= Exercise goal =
Return each line of the data below exactly, omitting any pictures.

= Working data =
:::

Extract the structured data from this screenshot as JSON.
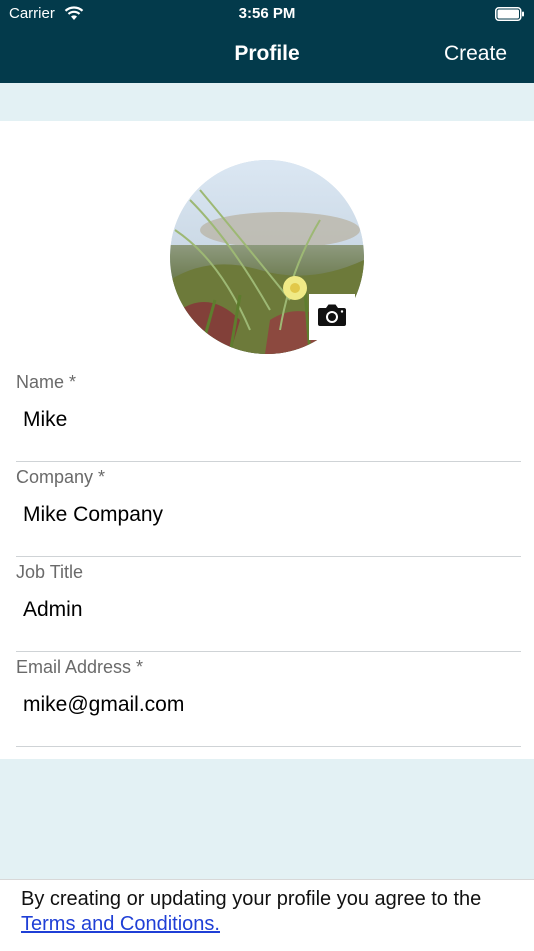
{
  "status_bar": {
    "carrier": "Carrier",
    "time": "3:56 PM"
  },
  "nav": {
    "title": "Profile",
    "create_label": "Create"
  },
  "fields": [
    {
      "label": "Name *",
      "value": "Mike"
    },
    {
      "label": "Company *",
      "value": "Mike Company"
    },
    {
      "label": "Job Title",
      "value": "Admin"
    },
    {
      "label": "Email Address *",
      "value": "mike@gmail.com"
    }
  ],
  "footer": {
    "text": "By creating or updating your profile you agree to the",
    "link": "Terms and Conditions."
  },
  "colors": {
    "header": "#033a4b",
    "background": "#e3f1f4",
    "link": "#1f3fd6"
  }
}
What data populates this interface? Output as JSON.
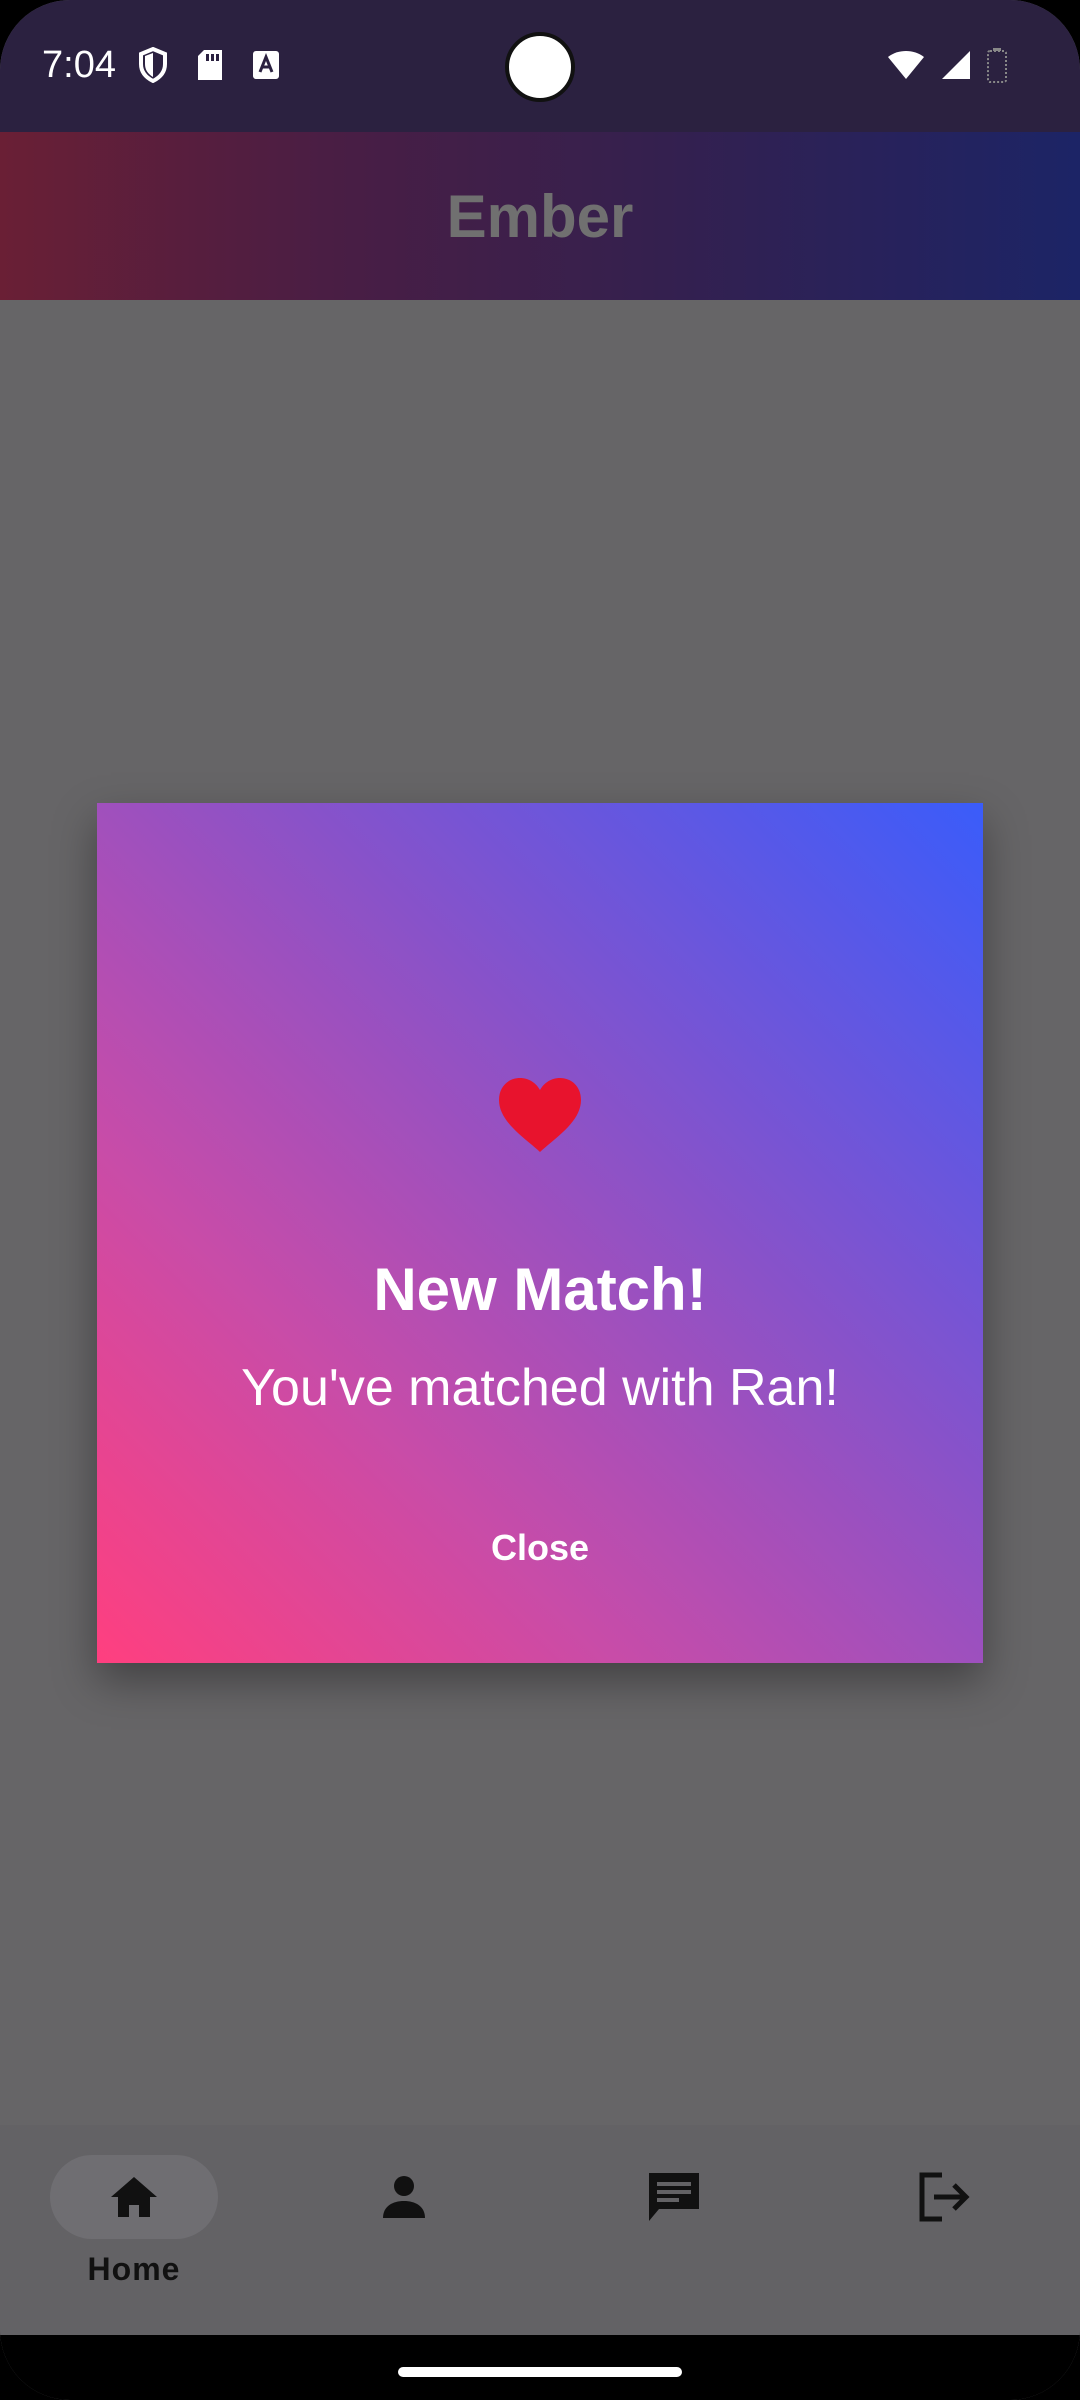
{
  "status_bar": {
    "time": "7:04",
    "left_icons": [
      "shield-icon",
      "sd-card-icon",
      "keyboard-a-icon"
    ],
    "right_icons": [
      "wifi-icon",
      "cell-signal-icon",
      "battery-icon"
    ]
  },
  "app_bar": {
    "title": "Ember"
  },
  "dialog": {
    "icon": "heart-icon",
    "title": "New Match!",
    "message": "You've matched with Ran!",
    "close_label": "Close"
  },
  "bottom_nav": {
    "items": [
      {
        "icon": "home-icon",
        "label": "Home",
        "active": true
      },
      {
        "icon": "person-icon",
        "label": "",
        "active": false
      },
      {
        "icon": "chat-icon",
        "label": "",
        "active": false
      },
      {
        "icon": "logout-icon",
        "label": "",
        "active": false
      }
    ]
  },
  "colors": {
    "status_bar": "#2b2140",
    "dim_overlay": "#666567",
    "dialog_gradient_start": "#ff3f7f",
    "dialog_gradient_end": "#3a5cfa",
    "heart": "#e8132d"
  }
}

:::

= Task response =
Extract the structured data from this screenshot as JSON.
{
  "status_bar": {
    "carrier": "Carrier",
    "time": "3:56 PM"
  },
  "nav": {
    "title": "Profile",
    "create_label": "Create"
  },
  "fields": [
    {
      "label": "Name *",
      "value": "Mike"
    },
    {
      "label": "Company *",
      "value": "Mike Company"
    },
    {
      "label": "Job Title",
      "value": "Admin"
    },
    {
      "label": "Email Address *",
      "value": "mike@gmail.com"
    }
  ],
  "footer": {
    "text": "By creating or updating your profile you agree to the",
    "link": "Terms and Conditions."
  },
  "colors": {
    "header": "#033a4b",
    "background": "#e3f1f4",
    "link": "#1f3fd6"
  }
}
What data populates this interface? Output as JSON.
{
  "status_bar": {
    "time": "7:04",
    "left_icons": [
      "shield-icon",
      "sd-card-icon",
      "keyboard-a-icon"
    ],
    "right_icons": [
      "wifi-icon",
      "cell-signal-icon",
      "battery-icon"
    ]
  },
  "app_bar": {
    "title": "Ember"
  },
  "dialog": {
    "icon": "heart-icon",
    "title": "New Match!",
    "message": "You've matched with Ran!",
    "close_label": "Close"
  },
  "bottom_nav": {
    "items": [
      {
        "icon": "home-icon",
        "label": "Home",
        "active": true
      },
      {
        "icon": "person-icon",
        "label": "",
        "active": false
      },
      {
        "icon": "chat-icon",
        "label": "",
        "active": false
      },
      {
        "icon": "logout-icon",
        "label": "",
        "active": false
      }
    ]
  },
  "colors": {
    "status_bar": "#2b2140",
    "dim_overlay": "#666567",
    "dialog_gradient_start": "#ff3f7f",
    "dialog_gradient_end": "#3a5cfa",
    "heart": "#e8132d"
  }
}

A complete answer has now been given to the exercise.